* GOAL
Please output the lines shown below exactly as they appear.

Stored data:
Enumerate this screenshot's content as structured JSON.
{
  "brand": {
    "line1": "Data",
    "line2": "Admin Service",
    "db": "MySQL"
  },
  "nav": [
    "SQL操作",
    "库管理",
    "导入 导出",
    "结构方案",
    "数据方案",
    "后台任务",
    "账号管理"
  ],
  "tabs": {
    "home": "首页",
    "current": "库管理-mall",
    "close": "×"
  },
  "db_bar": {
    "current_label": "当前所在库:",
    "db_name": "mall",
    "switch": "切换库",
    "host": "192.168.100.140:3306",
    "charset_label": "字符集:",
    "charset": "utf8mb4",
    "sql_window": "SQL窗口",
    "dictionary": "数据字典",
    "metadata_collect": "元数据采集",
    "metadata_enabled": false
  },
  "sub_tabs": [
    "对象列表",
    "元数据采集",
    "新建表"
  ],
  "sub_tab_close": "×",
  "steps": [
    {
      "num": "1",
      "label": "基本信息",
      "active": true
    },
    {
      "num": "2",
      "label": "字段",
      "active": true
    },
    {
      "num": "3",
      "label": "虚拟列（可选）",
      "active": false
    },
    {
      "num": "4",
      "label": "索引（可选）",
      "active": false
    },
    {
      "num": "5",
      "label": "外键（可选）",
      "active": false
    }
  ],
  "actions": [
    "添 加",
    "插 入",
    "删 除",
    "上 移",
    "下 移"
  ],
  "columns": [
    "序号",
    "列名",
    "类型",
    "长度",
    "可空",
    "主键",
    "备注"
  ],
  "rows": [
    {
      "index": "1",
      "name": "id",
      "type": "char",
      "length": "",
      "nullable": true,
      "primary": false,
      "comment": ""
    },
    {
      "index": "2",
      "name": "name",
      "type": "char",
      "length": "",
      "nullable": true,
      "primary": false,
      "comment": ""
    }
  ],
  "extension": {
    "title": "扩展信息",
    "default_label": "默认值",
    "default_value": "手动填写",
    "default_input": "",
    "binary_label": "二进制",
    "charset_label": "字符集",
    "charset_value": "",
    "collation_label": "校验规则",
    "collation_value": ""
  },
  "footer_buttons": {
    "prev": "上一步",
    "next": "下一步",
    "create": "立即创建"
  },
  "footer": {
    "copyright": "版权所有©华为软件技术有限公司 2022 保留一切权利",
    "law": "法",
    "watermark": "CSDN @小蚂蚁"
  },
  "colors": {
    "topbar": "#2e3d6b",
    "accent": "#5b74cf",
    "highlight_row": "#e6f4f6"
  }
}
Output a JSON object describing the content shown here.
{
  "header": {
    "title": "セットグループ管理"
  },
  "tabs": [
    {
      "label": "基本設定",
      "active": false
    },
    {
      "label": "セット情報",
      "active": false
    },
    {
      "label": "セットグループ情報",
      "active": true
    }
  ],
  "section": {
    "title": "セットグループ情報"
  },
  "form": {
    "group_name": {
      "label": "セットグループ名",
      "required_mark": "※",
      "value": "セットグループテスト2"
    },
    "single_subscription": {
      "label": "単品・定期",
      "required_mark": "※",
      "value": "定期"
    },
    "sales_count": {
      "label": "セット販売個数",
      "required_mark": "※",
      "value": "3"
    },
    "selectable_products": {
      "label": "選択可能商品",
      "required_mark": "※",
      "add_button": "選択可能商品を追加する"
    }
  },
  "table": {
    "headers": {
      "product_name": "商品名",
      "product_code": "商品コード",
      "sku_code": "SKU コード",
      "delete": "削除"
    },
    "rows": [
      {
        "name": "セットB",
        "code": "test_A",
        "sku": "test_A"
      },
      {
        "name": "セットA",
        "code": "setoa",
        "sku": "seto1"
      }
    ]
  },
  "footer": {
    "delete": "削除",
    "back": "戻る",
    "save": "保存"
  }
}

* WRITTEN ANSWER
Enumerate this screenshot's content as structured JSON.
{
  "brand": {
    "line1": "Data",
    "line2": "Admin Service",
    "db": "MySQL"
  },
  "nav": [
    "SQL操作",
    "库管理",
    "导入 导出",
    "结构方案",
    "数据方案",
    "后台任务",
    "账号管理"
  ],
  "tabs": {
    "home": "首页",
    "current": "库管理-mall",
    "close": "×"
  },
  "db_bar": {
    "current_label": "当前所在库:",
    "db_name": "mall",
    "switch": "切换库",
    "host": "192.168.100.140:3306",
    "charset_label": "字符集:",
    "charset": "utf8mb4",
    "sql_window": "SQL窗口",
    "dictionary": "数据字典",
    "metadata_collect": "元数据采集",
    "metadata_enabled": false
  },
  "sub_tabs": [
    "对象列表",
    "元数据采集",
    "新建表"
  ],
  "sub_tab_close": "×",
  "steps": [
    {
      "num": "1",
      "label": "基本信息",
      "active": true
    },
    {
      "num": "2",
      "label": "字段",
      "active": true
    },
    {
      "num": "3",
      "label": "虚拟列（可选）",
      "active": false
    },
    {
      "num": "4",
      "label": "索引（可选）",
      "active": false
    },
    {
      "num": "5",
      "label": "外键（可选）",
      "active": false
    }
  ],
  "actions": [
    "添 加",
    "插 入",
    "删 除",
    "上 移",
    "下 移"
  ],
  "columns": [
    "序号",
    "列名",
    "类型",
    "长度",
    "可空",
    "主键",
    "备注"
  ],
  "rows": [
    {
      "index": "1",
      "name": "id",
      "type": "char",
      "length": "",
      "nullable": true,
      "primary": false,
      "comment": ""
    },
    {
      "index": "2",
      "name": "name",
      "type": "char",
      "length": "",
      "nullable": true,
      "primary": false,
      "comment": ""
    }
  ],
  "extension": {
    "title": "扩展信息",
    "default_label": "默认值",
    "default_value": "手动填写",
    "default_input": "",
    "binary_label": "二进制",
    "charset_label": "字符集",
    "charset_value": "",
    "collation_label": "校验规则",
    "collation_value": ""
  },
  "footer_buttons": {
    "prev": "上一步",
    "next": "下一步",
    "create": "立即创建"
  },
  "footer": {
    "copyright": "版权所有©华为软件技术有限公司 2022 保留一切权利",
    "law": "法",
    "watermark": "CSDN @小蚂蚁"
  },
  "colors": {
    "topbar": "#2e3d6b",
    "accent": "#5b74cf",
    "highlight_row": "#e6f4f6"
  }
}
Output a JSON object describing the content shown here.
{
  "header": {
    "title": "セットグループ管理"
  },
  "tabs": [
    {
      "label": "基本設定",
      "active": false
    },
    {
      "label": "セット情報",
      "active": false
    },
    {
      "label": "セットグループ情報",
      "active": true
    }
  ],
  "section": {
    "title": "セットグループ情報"
  },
  "form": {
    "group_name": {
      "label": "セットグループ名",
      "required_mark": "※",
      "value": "セットグループテスト2"
    },
    "single_subscription": {
      "label": "単品・定期",
      "required_mark": "※",
      "value": "定期"
    },
    "sales_count": {
      "label": "セット販売個数",
      "required_mark": "※",
      "value": "3"
    },
    "selectable_products": {
      "label": "選択可能商品",
      "required_mark": "※",
      "add_button": "選択可能商品を追加する"
    }
  },
  "table": {
    "headers": {
      "product_name": "商品名",
      "product_code": "商品コード",
      "sku_code": "SKU コード",
      "delete": "削除"
    },
    "rows": [
      {
        "name": "セットB",
        "code": "test_A",
        "sku": "test_A"
      },
      {
        "name": "セットA",
        "code": "setoa",
        "sku": "seto1"
      }
    ]
  },
  "footer": {
    "delete": "削除",
    "back": "戻る",
    "save": "保存"
  }
}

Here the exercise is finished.